#### [Work required]
Repeat the full listing below verbatim and keep the images out.

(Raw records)
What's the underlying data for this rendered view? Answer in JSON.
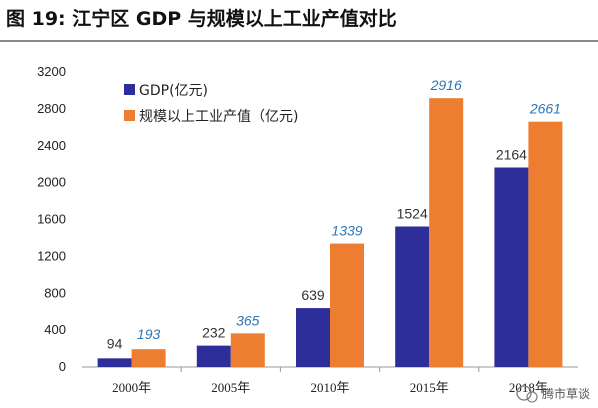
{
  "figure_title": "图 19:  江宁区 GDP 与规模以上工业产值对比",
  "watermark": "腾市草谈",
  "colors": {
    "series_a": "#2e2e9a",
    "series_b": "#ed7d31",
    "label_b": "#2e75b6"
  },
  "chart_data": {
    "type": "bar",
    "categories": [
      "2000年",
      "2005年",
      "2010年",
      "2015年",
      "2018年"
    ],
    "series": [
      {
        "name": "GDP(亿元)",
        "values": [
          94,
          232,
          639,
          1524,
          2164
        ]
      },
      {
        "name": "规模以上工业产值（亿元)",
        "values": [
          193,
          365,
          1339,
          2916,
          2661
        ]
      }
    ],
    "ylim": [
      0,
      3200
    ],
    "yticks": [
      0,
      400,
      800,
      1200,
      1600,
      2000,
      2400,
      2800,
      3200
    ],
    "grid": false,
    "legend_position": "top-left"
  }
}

#### [Output below]
What's the underlying data for this rendered view? Answer in JSON.
{
  "figure_title": "图 19:  江宁区 GDP 与规模以上工业产值对比",
  "watermark": "腾市草谈",
  "colors": {
    "series_a": "#2e2e9a",
    "series_b": "#ed7d31",
    "label_b": "#2e75b6"
  },
  "chart_data": {
    "type": "bar",
    "categories": [
      "2000年",
      "2005年",
      "2010年",
      "2015年",
      "2018年"
    ],
    "series": [
      {
        "name": "GDP(亿元)",
        "values": [
          94,
          232,
          639,
          1524,
          2164
        ]
      },
      {
        "name": "规模以上工业产值（亿元)",
        "values": [
          193,
          365,
          1339,
          2916,
          2661
        ]
      }
    ],
    "ylim": [
      0,
      3200
    ],
    "yticks": [
      0,
      400,
      800,
      1200,
      1600,
      2000,
      2400,
      2800,
      3200
    ],
    "grid": false,
    "legend_position": "top-left"
  }
}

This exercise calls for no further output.